▸ Problem statement
Please give the listing again in its entirety, exactly as written.

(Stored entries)
'''

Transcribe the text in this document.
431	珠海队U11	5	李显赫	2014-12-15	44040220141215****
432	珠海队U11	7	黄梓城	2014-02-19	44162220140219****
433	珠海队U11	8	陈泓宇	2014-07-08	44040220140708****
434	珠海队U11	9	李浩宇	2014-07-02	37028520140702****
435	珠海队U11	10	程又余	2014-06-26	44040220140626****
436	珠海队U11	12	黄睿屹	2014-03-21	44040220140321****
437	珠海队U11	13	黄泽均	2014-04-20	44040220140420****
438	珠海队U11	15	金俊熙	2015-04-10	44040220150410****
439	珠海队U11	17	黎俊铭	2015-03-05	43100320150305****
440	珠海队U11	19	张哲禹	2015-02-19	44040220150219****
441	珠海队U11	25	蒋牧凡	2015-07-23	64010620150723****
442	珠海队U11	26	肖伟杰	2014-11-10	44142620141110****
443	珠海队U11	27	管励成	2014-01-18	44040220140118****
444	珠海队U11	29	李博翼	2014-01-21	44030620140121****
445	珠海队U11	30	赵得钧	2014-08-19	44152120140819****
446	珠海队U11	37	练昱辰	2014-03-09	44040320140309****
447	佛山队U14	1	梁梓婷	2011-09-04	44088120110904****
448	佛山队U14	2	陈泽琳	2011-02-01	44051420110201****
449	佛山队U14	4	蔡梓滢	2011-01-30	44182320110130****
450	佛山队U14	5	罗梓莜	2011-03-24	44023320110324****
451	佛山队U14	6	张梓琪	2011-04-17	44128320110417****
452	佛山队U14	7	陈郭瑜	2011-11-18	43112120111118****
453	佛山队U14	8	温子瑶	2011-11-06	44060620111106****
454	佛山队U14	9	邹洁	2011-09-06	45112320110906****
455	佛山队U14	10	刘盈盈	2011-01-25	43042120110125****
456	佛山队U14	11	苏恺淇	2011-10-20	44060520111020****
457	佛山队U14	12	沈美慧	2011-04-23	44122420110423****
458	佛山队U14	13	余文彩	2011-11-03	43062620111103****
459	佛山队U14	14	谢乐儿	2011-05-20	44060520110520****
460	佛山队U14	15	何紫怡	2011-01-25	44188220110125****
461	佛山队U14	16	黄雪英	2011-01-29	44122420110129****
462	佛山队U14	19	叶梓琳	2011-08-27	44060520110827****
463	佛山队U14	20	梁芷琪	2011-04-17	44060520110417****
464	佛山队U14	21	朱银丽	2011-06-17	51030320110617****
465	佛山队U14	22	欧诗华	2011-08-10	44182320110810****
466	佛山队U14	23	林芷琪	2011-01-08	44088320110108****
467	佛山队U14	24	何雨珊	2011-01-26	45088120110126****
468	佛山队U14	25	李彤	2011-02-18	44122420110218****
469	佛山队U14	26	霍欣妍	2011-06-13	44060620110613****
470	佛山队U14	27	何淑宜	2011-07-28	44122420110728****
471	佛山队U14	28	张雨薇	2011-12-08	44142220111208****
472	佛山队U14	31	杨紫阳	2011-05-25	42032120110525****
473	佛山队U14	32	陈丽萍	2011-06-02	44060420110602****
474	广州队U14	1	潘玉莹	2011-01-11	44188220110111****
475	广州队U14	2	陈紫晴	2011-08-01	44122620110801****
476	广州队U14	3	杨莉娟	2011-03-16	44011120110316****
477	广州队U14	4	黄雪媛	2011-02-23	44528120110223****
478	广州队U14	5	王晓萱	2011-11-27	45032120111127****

'''

▸ Worked answer
Transcribe the text in this document.
431	珠海队U11	5	李显赫	2014-12-15	44040220141215****
432	珠海队U11	7	黄梓城	2014-02-19	44162220140219****
433	珠海队U11	8	陈泓宇	2014-07-08	44040220140708****
434	珠海队U11	9	李浩宇	2014-07-02	37028520140702****
435	珠海队U11	10	程又余	2014-06-26	44040220140626****
436	珠海队U11	12	黄睿屹	2014-03-21	44040220140321****
437	珠海队U11	13	黄泽均	2014-04-20	44040220140420****
438	珠海队U11	15	金俊熙	2015-04-10	44040220150410****
439	珠海队U11	17	黎俊铭	2015-03-05	43100320150305****
440	珠海队U11	19	张哲禹	2015-02-19	44040220150219****
441	珠海队U11	25	蒋牧凡	2015-07-23	64010620150723****
442	珠海队U11	26	肖伟杰	2014-11-10	44142620141110****
443	珠海队U11	27	管励成	2014-01-18	44040220140118****
444	珠海队U11	29	李博翼	2014-01-21	44030620140121****
445	珠海队U11	30	赵得钧	2014-08-19	44152120140819****
446	珠海队U11	37	练昱辰	2014-03-09	44040320140309****
447	佛山队U14	1	梁梓婷	2011-09-04	44088120110904****
448	佛山队U14	2	陈泽琳	2011-02-01	44051420110201****
449	佛山队U14	4	蔡梓滢	2011-01-30	44182320110130****
450	佛山队U14	5	罗梓莜	2011-03-24	44023320110324****
451	佛山队U14	6	张梓琪	2011-04-17	44128320110417****
452	佛山队U14	7	陈郭瑜	2011-11-18	43112120111118****
453	佛山队U14	8	温子瑶	2011-11-06	44060620111106****
454	佛山队U14	9	邹洁	2011-09-06	45112320110906****
455	佛山队U14	10	刘盈盈	2011-01-25	43042120110125****
456	佛山队U14	11	苏恺淇	2011-10-20	44060520111020****
457	佛山队U14	12	沈美慧	2011-04-23	44122420110423****
458	佛山队U14	13	余文彩	2011-11-03	43062620111103****
459	佛山队U14	14	谢乐儿	2011-05-20	44060520110520****
460	佛山队U14	15	何紫怡	2011-01-25	44188220110125****
461	佛山队U14	16	黄雪英	2011-01-29	44122420110129****
462	佛山队U14	19	叶梓琳	2011-08-27	44060520110827****
463	佛山队U14	20	梁芷琪	2011-04-17	44060520110417****
464	佛山队U14	21	朱银丽	2011-06-17	51030320110617****
465	佛山队U14	22	欧诗华	2011-08-10	44182320110810****
466	佛山队U14	23	林芷琪	2011-01-08	44088320110108****
467	佛山队U14	24	何雨珊	2011-01-26	45088120110126****
468	佛山队U14	25	李彤	2011-02-18	44122420110218****
469	佛山队U14	26	霍欣妍	2011-06-13	44060620110613****
470	佛山队U14	27	何淑宜	2011-07-28	44122420110728****
471	佛山队U14	28	张雨薇	2011-12-08	44142220111208****
472	佛山队U14	31	杨紫阳	2011-05-25	42032120110525****
473	佛山队U14	32	陈丽萍	2011-06-02	44060420110602****
474	广州队U14	1	潘玉莹	2011-01-11	44188220110111****
475	广州队U14	2	陈紫晴	2011-08-01	44122620110801****
476	广州队U14	3	杨莉娟	2011-03-16	44011120110316****
477	广州队U14	4	黄雪媛	2011-02-23	44528120110223****
478	广州队U14	5	王晓萱	2011-11-27	45032120111127****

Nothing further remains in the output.